[Records about charts and figures]
· · · ·

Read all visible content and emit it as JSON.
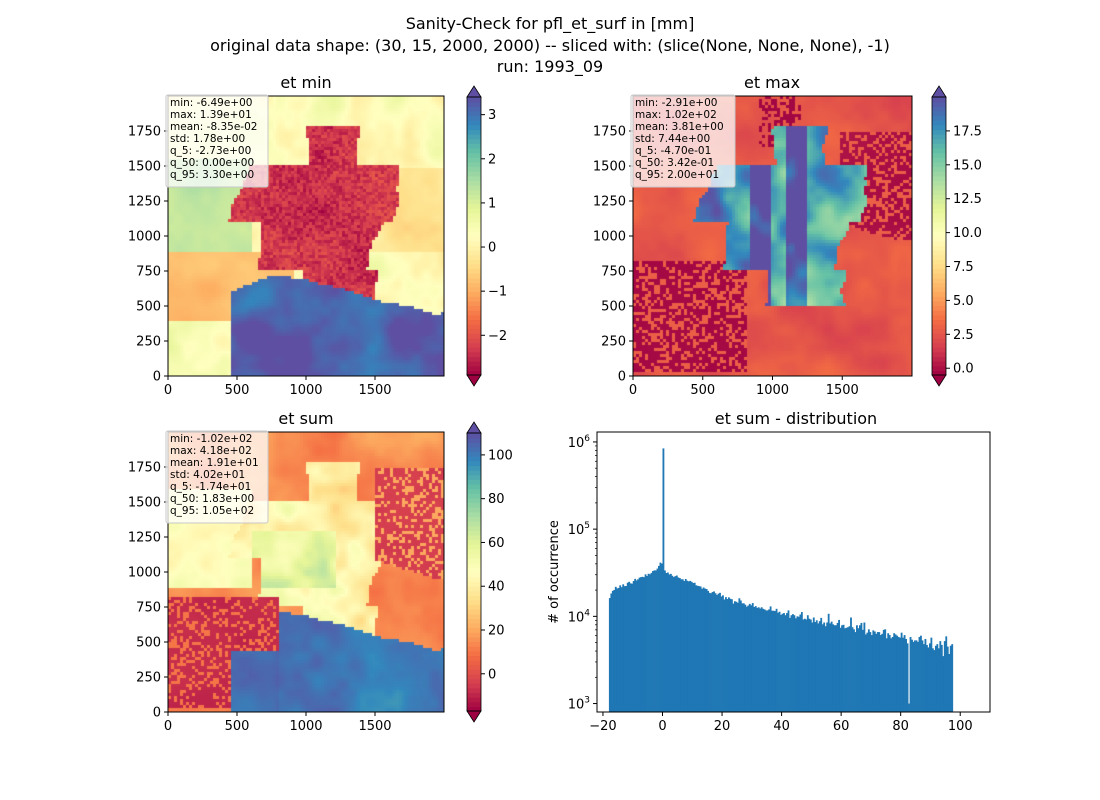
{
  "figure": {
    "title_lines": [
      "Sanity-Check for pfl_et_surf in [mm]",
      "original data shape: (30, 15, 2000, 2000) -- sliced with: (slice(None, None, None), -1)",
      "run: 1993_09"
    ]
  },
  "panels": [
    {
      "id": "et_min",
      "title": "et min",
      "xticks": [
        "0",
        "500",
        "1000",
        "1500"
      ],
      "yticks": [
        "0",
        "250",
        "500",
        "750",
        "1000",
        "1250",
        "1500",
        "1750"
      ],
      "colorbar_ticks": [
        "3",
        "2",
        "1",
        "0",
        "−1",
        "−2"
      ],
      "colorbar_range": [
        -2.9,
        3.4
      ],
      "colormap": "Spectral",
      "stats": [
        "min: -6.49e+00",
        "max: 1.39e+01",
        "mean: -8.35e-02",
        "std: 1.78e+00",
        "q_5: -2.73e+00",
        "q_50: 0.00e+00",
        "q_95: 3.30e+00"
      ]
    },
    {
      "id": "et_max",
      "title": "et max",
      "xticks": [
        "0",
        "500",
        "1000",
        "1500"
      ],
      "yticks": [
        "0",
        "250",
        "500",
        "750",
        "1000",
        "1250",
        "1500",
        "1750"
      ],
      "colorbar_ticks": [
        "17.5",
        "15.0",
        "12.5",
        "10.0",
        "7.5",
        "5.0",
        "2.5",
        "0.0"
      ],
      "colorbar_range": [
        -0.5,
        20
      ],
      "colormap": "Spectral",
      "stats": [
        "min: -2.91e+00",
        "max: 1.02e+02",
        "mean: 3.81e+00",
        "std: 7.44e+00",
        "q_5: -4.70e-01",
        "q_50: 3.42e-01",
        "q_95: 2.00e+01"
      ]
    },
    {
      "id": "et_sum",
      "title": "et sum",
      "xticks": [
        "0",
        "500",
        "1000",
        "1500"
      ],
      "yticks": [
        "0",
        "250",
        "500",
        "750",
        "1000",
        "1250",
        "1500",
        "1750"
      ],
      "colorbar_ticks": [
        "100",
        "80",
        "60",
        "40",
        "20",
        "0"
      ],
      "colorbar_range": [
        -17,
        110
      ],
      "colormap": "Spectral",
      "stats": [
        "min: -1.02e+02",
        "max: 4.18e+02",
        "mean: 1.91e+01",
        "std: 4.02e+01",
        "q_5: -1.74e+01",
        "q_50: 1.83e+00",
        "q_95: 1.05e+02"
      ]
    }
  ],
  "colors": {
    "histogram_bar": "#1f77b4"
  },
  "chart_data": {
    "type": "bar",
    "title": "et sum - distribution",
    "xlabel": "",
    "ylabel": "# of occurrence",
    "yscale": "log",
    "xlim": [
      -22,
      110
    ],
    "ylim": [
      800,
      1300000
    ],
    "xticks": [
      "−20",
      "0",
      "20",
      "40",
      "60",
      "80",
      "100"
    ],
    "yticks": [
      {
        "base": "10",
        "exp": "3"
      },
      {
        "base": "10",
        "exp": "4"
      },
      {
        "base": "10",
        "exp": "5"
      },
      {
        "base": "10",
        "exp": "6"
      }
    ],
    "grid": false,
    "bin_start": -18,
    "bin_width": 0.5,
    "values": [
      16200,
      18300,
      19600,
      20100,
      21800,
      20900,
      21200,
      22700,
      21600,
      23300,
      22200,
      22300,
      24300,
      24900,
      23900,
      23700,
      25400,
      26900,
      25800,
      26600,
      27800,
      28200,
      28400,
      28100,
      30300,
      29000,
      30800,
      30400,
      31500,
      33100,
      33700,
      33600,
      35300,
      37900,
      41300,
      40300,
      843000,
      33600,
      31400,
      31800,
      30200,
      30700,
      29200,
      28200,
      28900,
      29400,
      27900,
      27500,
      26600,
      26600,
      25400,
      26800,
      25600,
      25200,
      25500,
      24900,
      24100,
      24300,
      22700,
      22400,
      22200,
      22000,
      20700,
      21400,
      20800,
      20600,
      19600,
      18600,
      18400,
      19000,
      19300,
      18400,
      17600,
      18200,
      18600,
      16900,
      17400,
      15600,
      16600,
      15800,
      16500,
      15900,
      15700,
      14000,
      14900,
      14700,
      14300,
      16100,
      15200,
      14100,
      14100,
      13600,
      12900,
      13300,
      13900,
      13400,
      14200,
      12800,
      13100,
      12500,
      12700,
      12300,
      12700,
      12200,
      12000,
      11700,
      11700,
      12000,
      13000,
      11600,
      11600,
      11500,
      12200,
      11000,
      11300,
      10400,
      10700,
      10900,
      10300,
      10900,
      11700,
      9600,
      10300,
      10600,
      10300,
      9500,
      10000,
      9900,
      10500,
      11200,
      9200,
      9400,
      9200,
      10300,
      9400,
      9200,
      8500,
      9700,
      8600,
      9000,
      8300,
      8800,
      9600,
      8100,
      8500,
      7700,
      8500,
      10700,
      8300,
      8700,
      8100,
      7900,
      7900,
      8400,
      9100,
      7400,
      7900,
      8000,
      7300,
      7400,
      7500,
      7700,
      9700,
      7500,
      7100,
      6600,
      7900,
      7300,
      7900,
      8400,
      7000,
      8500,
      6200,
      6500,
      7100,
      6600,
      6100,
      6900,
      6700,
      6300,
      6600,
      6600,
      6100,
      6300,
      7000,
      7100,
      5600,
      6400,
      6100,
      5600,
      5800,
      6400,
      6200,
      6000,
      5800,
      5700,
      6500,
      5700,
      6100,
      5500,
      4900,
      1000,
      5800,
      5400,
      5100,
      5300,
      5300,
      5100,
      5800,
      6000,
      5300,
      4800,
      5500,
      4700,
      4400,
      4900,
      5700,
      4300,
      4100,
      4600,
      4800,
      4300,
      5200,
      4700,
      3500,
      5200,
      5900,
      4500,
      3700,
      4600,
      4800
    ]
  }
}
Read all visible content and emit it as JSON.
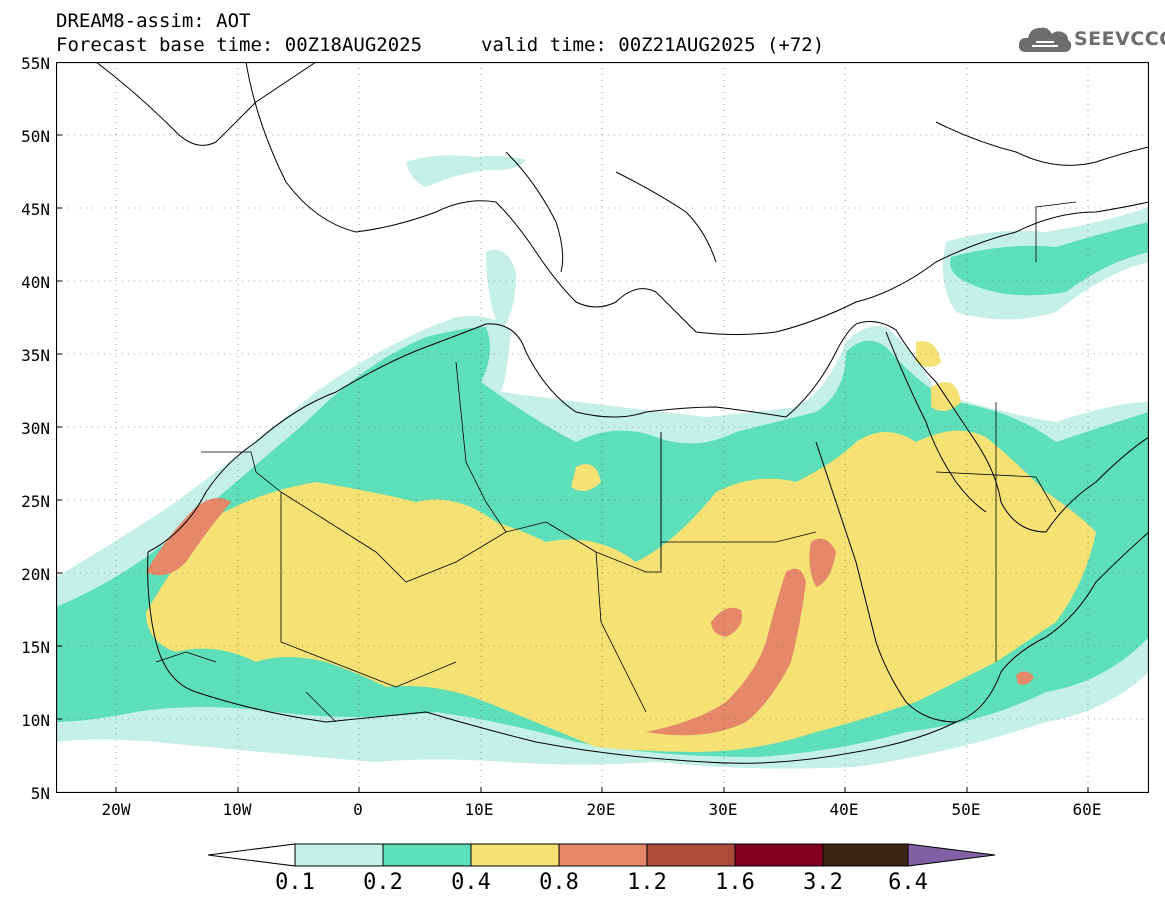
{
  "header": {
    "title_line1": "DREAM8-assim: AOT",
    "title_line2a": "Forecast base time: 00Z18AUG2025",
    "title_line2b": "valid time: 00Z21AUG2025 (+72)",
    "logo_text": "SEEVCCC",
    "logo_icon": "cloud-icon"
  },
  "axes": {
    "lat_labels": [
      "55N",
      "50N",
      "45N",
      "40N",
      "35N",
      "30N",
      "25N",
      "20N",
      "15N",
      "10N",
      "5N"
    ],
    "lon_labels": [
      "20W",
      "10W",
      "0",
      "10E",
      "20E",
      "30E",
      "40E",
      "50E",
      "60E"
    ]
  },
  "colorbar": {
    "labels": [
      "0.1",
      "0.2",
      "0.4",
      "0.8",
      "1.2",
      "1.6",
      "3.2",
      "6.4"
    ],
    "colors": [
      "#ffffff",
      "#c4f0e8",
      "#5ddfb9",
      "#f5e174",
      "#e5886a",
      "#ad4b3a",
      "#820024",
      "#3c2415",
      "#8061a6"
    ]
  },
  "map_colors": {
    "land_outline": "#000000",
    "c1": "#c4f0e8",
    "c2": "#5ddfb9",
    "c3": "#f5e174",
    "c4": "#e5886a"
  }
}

· · · ·

Copy every record above exactly, leaving out the pictures.

__SOLUTION TO THIS PROBLEM__
Read all visible content and emit it as JSON.
{
  "figure": {
    "title_lines": [
      "Sanity-Check for pfl_et_surf in [mm]",
      "original data shape: (30, 15, 2000, 2000) -- sliced with: (slice(None, None, None), -1)",
      "run: 1993_09"
    ]
  },
  "panels": [
    {
      "id": "et_min",
      "title": "et min",
      "xticks": [
        "0",
        "500",
        "1000",
        "1500"
      ],
      "yticks": [
        "0",
        "250",
        "500",
        "750",
        "1000",
        "1250",
        "1500",
        "1750"
      ],
      "colorbar_ticks": [
        "3",
        "2",
        "1",
        "0",
        "−1",
        "−2"
      ],
      "colorbar_range": [
        -2.9,
        3.4
      ],
      "colormap": "Spectral",
      "stats": [
        "min: -6.49e+00",
        "max: 1.39e+01",
        "mean: -8.35e-02",
        "std: 1.78e+00",
        "q_5: -2.73e+00",
        "q_50: 0.00e+00",
        "q_95: 3.30e+00"
      ]
    },
    {
      "id": "et_max",
      "title": "et max",
      "xticks": [
        "0",
        "500",
        "1000",
        "1500"
      ],
      "yticks": [
        "0",
        "250",
        "500",
        "750",
        "1000",
        "1250",
        "1500",
        "1750"
      ],
      "colorbar_ticks": [
        "17.5",
        "15.0",
        "12.5",
        "10.0",
        "7.5",
        "5.0",
        "2.5",
        "0.0"
      ],
      "colorbar_range": [
        -0.5,
        20
      ],
      "colormap": "Spectral",
      "stats": [
        "min: -2.91e+00",
        "max: 1.02e+02",
        "mean: 3.81e+00",
        "std: 7.44e+00",
        "q_5: -4.70e-01",
        "q_50: 3.42e-01",
        "q_95: 2.00e+01"
      ]
    },
    {
      "id": "et_sum",
      "title": "et sum",
      "xticks": [
        "0",
        "500",
        "1000",
        "1500"
      ],
      "yticks": [
        "0",
        "250",
        "500",
        "750",
        "1000",
        "1250",
        "1500",
        "1750"
      ],
      "colorbar_ticks": [
        "100",
        "80",
        "60",
        "40",
        "20",
        "0"
      ],
      "colorbar_range": [
        -17,
        110
      ],
      "colormap": "Spectral",
      "stats": [
        "min: -1.02e+02",
        "max: 4.18e+02",
        "mean: 1.91e+01",
        "std: 4.02e+01",
        "q_5: -1.74e+01",
        "q_50: 1.83e+00",
        "q_95: 1.05e+02"
      ]
    }
  ],
  "colors": {
    "histogram_bar": "#1f77b4"
  },
  "chart_data": {
    "type": "bar",
    "title": "et sum - distribution",
    "xlabel": "",
    "ylabel": "# of occurrence",
    "yscale": "log",
    "xlim": [
      -22,
      110
    ],
    "ylim": [
      800,
      1300000
    ],
    "xticks": [
      "−20",
      "0",
      "20",
      "40",
      "60",
      "80",
      "100"
    ],
    "yticks": [
      {
        "base": "10",
        "exp": "3"
      },
      {
        "base": "10",
        "exp": "4"
      },
      {
        "base": "10",
        "exp": "5"
      },
      {
        "base": "10",
        "exp": "6"
      }
    ],
    "grid": false,
    "bin_start": -18,
    "bin_width": 0.5,
    "values": [
      16200,
      18300,
      19600,
      20100,
      21800,
      20900,
      21200,
      22700,
      21600,
      23300,
      22200,
      22300,
      24300,
      24900,
      23900,
      23700,
      25400,
      26900,
      25800,
      26600,
      27800,
      28200,
      28400,
      28100,
      30300,
      29000,
      30800,
      30400,
      31500,
      33100,
      33700,
      33600,
      35300,
      37900,
      41300,
      40300,
      843000,
      33600,
      31400,
      31800,
      30200,
      30700,
      29200,
      28200,
      28900,
      29400,
      27900,
      27500,
      26600,
      26600,
      25400,
      26800,
      25600,
      25200,
      25500,
      24900,
      24100,
      24300,
      22700,
      22400,
      22200,
      22000,
      20700,
      21400,
      20800,
      20600,
      19600,
      18600,
      18400,
      19000,
      19300,
      18400,
      17600,
      18200,
      18600,
      16900,
      17400,
      15600,
      16600,
      15800,
      16500,
      15900,
      15700,
      14000,
      14900,
      14700,
      14300,
      16100,
      15200,
      14100,
      14100,
      13600,
      12900,
      13300,
      13900,
      13400,
      14200,
      12800,
      13100,
      12500,
      12700,
      12300,
      12700,
      12200,
      12000,
      11700,
      11700,
      12000,
      13000,
      11600,
      11600,
      11500,
      12200,
      11000,
      11300,
      10400,
      10700,
      10900,
      10300,
      10900,
      11700,
      9600,
      10300,
      10600,
      10300,
      9500,
      10000,
      9900,
      10500,
      11200,
      9200,
      9400,
      9200,
      10300,
      9400,
      9200,
      8500,
      9700,
      8600,
      9000,
      8300,
      8800,
      9600,
      8100,
      8500,
      7700,
      8500,
      10700,
      8300,
      8700,
      8100,
      7900,
      7900,
      8400,
      9100,
      7400,
      7900,
      8000,
      7300,
      7400,
      7500,
      7700,
      9700,
      7500,
      7100,
      6600,
      7900,
      7300,
      7900,
      8400,
      7000,
      8500,
      6200,
      6500,
      7100,
      6600,
      6100,
      6900,
      6700,
      6300,
      6600,
      6600,
      6100,
      6300,
      7000,
      7100,
      5600,
      6400,
      6100,
      5600,
      5800,
      6400,
      6200,
      6000,
      5800,
      5700,
      6500,
      5700,
      6100,
      5500,
      4900,
      1000,
      5800,
      5400,
      5100,
      5300,
      5300,
      5100,
      5800,
      6000,
      5300,
      4800,
      5500,
      4700,
      4400,
      4900,
      5700,
      4300,
      4100,
      4600,
      4800,
      4300,
      5200,
      4700,
      3500,
      5200,
      5900,
      4500,
      3700,
      4600,
      4800
    ]
  }
}
Read all visible content and emit it as JSON.
{
  "header": {
    "title_line1": "DREAM8-assim: AOT",
    "title_line2a": "Forecast base time: 00Z18AUG2025",
    "title_line2b": "valid time: 00Z21AUG2025 (+72)",
    "logo_text": "SEEVCCC",
    "logo_icon": "cloud-icon"
  },
  "axes": {
    "lat_labels": [
      "55N",
      "50N",
      "45N",
      "40N",
      "35N",
      "30N",
      "25N",
      "20N",
      "15N",
      "10N",
      "5N"
    ],
    "lon_labels": [
      "20W",
      "10W",
      "0",
      "10E",
      "20E",
      "30E",
      "40E",
      "50E",
      "60E"
    ]
  },
  "colorbar": {
    "labels": [
      "0.1",
      "0.2",
      "0.4",
      "0.8",
      "1.2",
      "1.6",
      "3.2",
      "6.4"
    ],
    "colors": [
      "#ffffff",
      "#c4f0e8",
      "#5ddfb9",
      "#f5e174",
      "#e5886a",
      "#ad4b3a",
      "#820024",
      "#3c2415",
      "#8061a6"
    ]
  },
  "map_colors": {
    "land_outline": "#000000",
    "c1": "#c4f0e8",
    "c2": "#5ddfb9",
    "c3": "#f5e174",
    "c4": "#e5886a"
  }
}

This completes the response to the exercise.